» **Sobre a tarefa**
Continue a reportagem sobre a fala de Jessica Senra contra o machismo, escrevendo o que vem depois da última frase.

» **Texto fornecido**
╔══
“Não basta não agredir, é preciso agir contra violência”, diz Jessica Senra
Jornalista defende que homens enfrentem atitudes preconceituosas
Por: Domynique Fonseca
20/03/2026 • 16:40
A jornalista e apresentadora Jessica Senra (@jessicasenra) afirmou que o combate ao machismo passa por uma mudança de postura dos homens, que, segundo ela, precisam deixar a omissão e agir diante de situações de preconceito. A declaração foi feita durante entrevista ao Portal Esfera no Rádio, na 97,5 FM, apresentado por Luis Ganem, nesta sexta-feira (20).
“Bora respeitar a mulherada. Os homens precisam começar a se posicionar e até se indispor com seus amigos”, disse. Segundo a jornalista, esse tipo de atitude é fundamental para interromper comportamentos discriminatórios no cotidiano.
Ela ainda relatou que adota esse posicionamento mesmo quando há consequências pessoais:
“Eu me indisponho com pessoas do meu convívio quando há falas racistas ou LGBTfóbicas. Sei que isso gera desconforto, mas não é tolerável."
Para ela, o enfrentamento direto é parte do compromisso com uma sociedade mais justa.
Postura dos homens
Durante a conversa, a comunicadora também criticou a postura defensiva de parte dos homens diante de debates sobre gênero.
╚══
» **Dados brutos**
╔══
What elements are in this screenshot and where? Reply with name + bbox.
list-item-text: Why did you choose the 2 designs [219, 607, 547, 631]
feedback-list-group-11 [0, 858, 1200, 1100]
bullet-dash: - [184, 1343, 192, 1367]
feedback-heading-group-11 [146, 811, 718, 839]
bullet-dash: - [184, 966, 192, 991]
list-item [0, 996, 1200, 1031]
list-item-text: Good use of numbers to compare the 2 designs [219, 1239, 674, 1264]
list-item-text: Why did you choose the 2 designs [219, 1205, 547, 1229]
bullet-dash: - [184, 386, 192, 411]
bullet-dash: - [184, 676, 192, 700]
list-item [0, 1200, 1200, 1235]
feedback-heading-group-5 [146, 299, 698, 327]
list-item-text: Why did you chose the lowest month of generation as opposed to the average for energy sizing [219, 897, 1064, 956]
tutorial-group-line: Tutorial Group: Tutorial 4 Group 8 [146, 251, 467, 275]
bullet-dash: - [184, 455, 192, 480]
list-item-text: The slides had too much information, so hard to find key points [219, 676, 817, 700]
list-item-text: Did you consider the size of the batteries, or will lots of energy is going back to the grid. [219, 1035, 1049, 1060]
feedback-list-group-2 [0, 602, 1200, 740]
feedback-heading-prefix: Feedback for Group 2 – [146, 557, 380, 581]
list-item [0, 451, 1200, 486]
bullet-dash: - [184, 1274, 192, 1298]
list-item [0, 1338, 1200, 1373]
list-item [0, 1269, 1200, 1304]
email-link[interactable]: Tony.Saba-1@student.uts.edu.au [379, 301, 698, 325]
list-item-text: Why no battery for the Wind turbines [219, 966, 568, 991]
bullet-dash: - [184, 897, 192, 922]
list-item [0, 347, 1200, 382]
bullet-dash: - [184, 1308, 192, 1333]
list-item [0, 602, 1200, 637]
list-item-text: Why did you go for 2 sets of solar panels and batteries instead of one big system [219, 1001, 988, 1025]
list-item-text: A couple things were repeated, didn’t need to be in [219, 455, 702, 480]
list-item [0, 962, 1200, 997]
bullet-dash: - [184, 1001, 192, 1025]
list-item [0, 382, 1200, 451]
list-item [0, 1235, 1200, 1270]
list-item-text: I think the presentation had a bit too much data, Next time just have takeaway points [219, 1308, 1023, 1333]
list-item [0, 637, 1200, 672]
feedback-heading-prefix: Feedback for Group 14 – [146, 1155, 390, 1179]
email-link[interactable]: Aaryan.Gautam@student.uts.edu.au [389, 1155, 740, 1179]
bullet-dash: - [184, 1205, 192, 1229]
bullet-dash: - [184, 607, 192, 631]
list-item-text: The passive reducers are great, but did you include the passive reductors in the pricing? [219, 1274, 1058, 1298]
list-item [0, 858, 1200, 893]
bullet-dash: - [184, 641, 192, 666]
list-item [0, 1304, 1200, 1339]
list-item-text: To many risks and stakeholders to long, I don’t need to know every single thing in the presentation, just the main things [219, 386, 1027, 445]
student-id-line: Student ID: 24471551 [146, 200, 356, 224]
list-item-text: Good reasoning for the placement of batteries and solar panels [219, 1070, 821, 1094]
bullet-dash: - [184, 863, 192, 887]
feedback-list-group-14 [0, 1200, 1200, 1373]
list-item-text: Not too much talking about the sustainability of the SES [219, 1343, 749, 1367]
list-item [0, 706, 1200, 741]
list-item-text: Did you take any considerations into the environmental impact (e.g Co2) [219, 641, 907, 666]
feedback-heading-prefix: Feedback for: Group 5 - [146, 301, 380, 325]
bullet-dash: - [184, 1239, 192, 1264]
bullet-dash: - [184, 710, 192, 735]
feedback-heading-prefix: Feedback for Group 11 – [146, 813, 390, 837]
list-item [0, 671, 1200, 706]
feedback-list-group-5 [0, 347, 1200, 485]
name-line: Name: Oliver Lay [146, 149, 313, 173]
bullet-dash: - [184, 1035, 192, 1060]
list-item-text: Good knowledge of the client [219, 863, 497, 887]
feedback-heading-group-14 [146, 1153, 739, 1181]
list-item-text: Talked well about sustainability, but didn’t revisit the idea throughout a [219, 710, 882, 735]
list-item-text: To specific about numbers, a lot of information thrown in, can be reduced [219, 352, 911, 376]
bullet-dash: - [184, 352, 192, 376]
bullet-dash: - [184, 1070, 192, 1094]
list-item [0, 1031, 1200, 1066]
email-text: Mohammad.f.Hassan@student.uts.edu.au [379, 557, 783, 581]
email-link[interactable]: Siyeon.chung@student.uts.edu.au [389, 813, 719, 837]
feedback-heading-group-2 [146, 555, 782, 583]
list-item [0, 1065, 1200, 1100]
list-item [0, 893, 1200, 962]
╚══
» **Resposta da tarefa**
“A primeira reação é dizer ‘eu não’. Mas, muitas vezes, nem escutam o que a mulher está dizendo”, pontuou. Segundo ela, essa atitude dificulta o avanço das discussões e impede mudanças efetivas.
A apresentadora reforçou que, no cenário atual, não basta apenas não cometer violência. “Não é suficiente não serum agressor. É preciso agir para impedir que outros sejam”, destacou.
Desigualdade e relações
Ao abordar o mercado de trabalho, Jessica citou os obstáculos enfrentados por mulheres na ascensão profissional.
“Existe o chamado teto de vidro. As mulheres avançam, mas têm dificuldade de chegar ao topo, especialmente as mulheres negras”, afirmou.
Ela também falou sobre relações afetivas e criticou a ideia de que o homem deve ocupar exclusivamente o papel de provedor.
“Quando alguém acha que tudo que tem a oferecer é dinheiro, isso diz muito sobre o tipo de relação que está construindo”, disse.
Defensora da independência financeira, Senra afirmou que sempre buscou autonomia. “Nunca esperei que homem pagasse nada para mim. Isso pode criar uma lógica de dívida que não é saudável”, pontuou.
Outro ponto abordado foi a dificuldade de muitos homens em lidar com emoções e frustrações. Para a jornalista, isso impacta diretamente nas relações.
“Muitos não foram ensinados a lidar com sentimentos, e isso aparece na incapacidade de escutar e de construir relações mais equilibradas”, completou.